What the exercise asks
Show all lines of the listing that hold the word "abelium".

Exercise materials
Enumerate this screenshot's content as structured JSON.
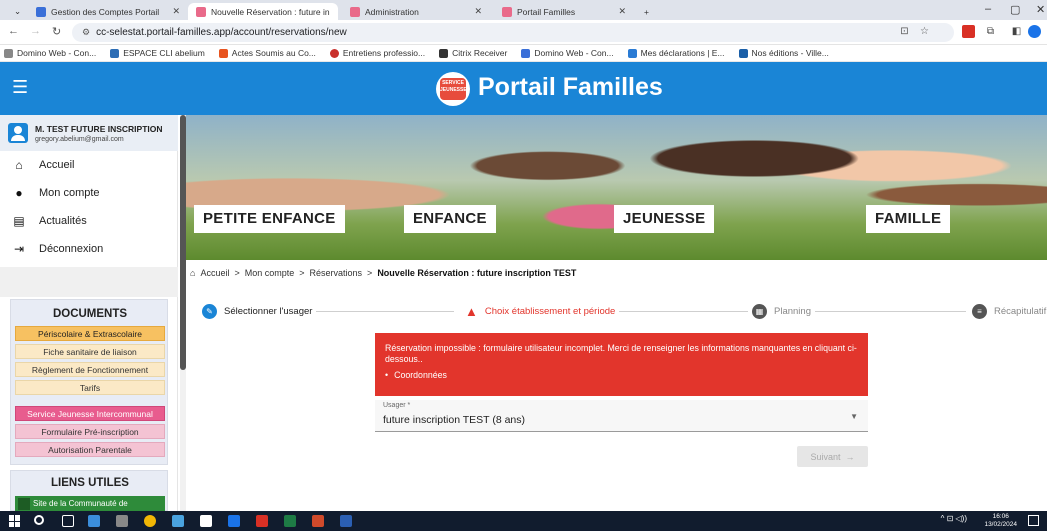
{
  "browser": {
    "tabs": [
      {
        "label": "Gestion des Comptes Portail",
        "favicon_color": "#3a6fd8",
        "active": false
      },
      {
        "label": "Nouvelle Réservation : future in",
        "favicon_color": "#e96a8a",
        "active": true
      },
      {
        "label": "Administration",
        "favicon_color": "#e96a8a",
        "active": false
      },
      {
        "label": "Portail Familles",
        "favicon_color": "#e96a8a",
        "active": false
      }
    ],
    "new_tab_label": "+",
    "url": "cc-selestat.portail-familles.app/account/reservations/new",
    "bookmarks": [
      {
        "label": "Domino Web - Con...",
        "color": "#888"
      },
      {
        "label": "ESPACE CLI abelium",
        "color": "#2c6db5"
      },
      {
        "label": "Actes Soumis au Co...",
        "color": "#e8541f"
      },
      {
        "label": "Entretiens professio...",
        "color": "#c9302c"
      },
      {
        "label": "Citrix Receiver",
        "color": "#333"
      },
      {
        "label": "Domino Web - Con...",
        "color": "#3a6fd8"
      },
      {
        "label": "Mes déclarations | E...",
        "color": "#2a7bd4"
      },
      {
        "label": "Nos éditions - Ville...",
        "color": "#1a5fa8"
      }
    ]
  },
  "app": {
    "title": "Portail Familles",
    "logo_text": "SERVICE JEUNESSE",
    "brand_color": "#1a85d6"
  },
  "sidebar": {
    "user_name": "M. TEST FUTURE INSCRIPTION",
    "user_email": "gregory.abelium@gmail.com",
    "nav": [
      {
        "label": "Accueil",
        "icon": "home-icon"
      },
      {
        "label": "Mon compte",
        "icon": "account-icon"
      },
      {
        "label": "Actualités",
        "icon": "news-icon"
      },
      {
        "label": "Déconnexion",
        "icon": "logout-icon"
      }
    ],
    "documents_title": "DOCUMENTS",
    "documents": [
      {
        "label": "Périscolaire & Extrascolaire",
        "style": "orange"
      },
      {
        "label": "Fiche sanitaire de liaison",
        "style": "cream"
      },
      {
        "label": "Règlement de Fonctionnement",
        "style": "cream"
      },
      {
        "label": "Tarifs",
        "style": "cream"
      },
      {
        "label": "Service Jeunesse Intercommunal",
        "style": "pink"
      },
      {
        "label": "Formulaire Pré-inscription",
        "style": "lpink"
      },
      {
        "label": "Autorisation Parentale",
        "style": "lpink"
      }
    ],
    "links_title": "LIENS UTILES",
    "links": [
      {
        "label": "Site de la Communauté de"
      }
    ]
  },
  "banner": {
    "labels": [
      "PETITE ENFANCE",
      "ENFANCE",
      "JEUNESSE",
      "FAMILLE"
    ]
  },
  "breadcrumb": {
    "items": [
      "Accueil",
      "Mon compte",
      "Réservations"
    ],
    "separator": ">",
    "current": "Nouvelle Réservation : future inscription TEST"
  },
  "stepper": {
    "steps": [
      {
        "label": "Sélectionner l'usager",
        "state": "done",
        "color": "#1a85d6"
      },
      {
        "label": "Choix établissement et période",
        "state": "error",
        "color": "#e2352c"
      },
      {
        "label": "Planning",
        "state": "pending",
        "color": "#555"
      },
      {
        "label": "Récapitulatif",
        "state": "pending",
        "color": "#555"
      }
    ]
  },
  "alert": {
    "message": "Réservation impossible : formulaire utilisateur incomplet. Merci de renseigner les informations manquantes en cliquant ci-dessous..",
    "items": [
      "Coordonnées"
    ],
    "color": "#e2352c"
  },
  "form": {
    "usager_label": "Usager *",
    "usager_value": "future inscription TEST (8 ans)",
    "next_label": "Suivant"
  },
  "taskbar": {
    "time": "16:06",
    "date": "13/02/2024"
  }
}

Exercise response
        "label": "ESPACE CLI abelium",
    "user_email": "gregory.abelium@gmail.com",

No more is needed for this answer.